The exercise: Output each entry that follows exactly. Images stay out.

-- Begin Entries shown --

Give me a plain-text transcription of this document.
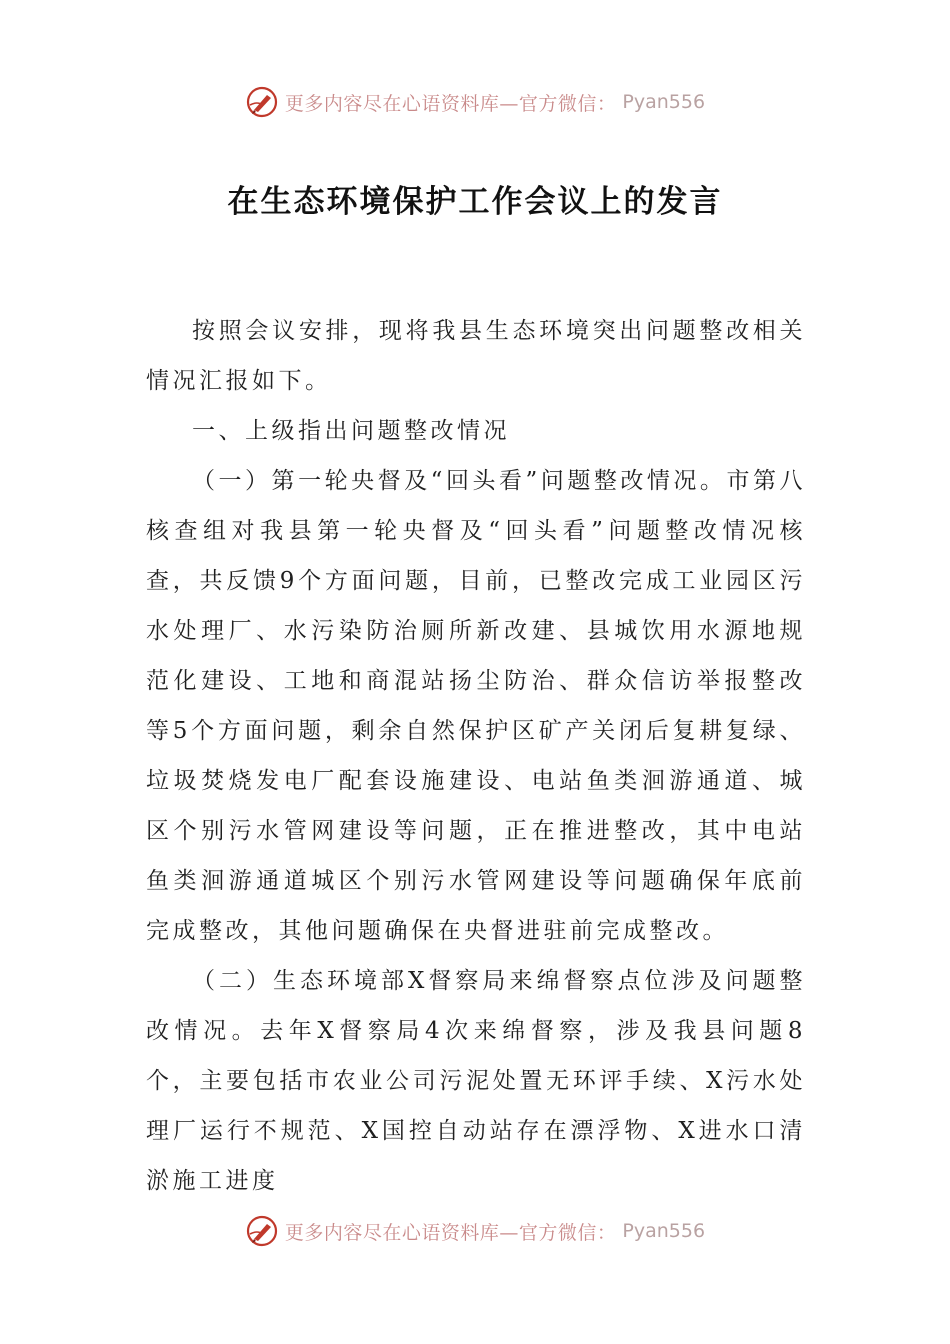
更多内容尽在心语资料库—官方微信： Pyan556
在生态环境保护工作会议上的发言

按照会议安排，现将我县生态环境突出问题整改相关情况汇报如下。

一、上级指出问题整改情况

（一）第一轮央督及“回头看”问题整改情况。市第八核查组对我县第一轮央督及“回头看”问题整改情况核查，共反馈9个方面问题，目前，已整改完成工业园区污水处理厂、水污染防治厕所新改建、县城饮用水源地规范化建设、工地和商混站扬尘防治、群众信访举报整改等5个方面问题，剩余自然保护区矿产关闭后复耕复绿、垃圾焚烧发电厂配套设施建设、电站鱼类洄游通道、城区个别污水管网建设等问题，正在推进整改，其中电站鱼类洄游通道城区个别污水管网建设等问题确保年底前完成整改，其他问题确保在央督进驻前完成整改。

（二）生态环境部X督察局来绵督察点位涉及问题整改情况。去年X督察局4次来绵督察，涉及我县问题8个，主要包括市农业公司污泥处置无环评手续、X污水处理厂运行不规范、X国控自动站存在漂浮物、X进水口清淤施工进度

更多内容尽在心语资料库—官方微信： Pyan556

-- End Entries shown --

Response for this exercise:
Give me a plain-text transcription of this document.
更多内容尽在心语资料库—官方微信： Pyan556
在生态环境保护工作会议上的发言

按照会议安排，现将我县生态环境突出问题整改相关情况汇报如下。

一、上级指出问题整改情况

（一）第一轮央督及“回头看”问题整改情况。市第八核查组对我县第一轮央督及“回头看”问题整改情况核查，共反馈9个方面问题，目前，已整改完成工业园区污水处理厂、水污染防治厕所新改建、县城饮用水源地规范化建设、工地和商混站扬尘防治、群众信访举报整改等5个方面问题，剩余自然保护区矿产关闭后复耕复绿、垃圾焚烧发电厂配套设施建设、电站鱼类洄游通道、城区个别污水管网建设等问题，正在推进整改，其中电站鱼类洄游通道城区个别污水管网建设等问题确保年底前完成整改，其他问题确保在央督进驻前完成整改。

（二）生态环境部X督察局来绵督察点位涉及问题整改情况。去年X督察局4次来绵督察，涉及我县问题8个，主要包括市农业公司污泥处置无环评手续、X污水处理厂运行不规范、X国控自动站存在漂浮物、X进水口清淤施工进度

更多内容尽在心语资料库—官方微信： Pyan556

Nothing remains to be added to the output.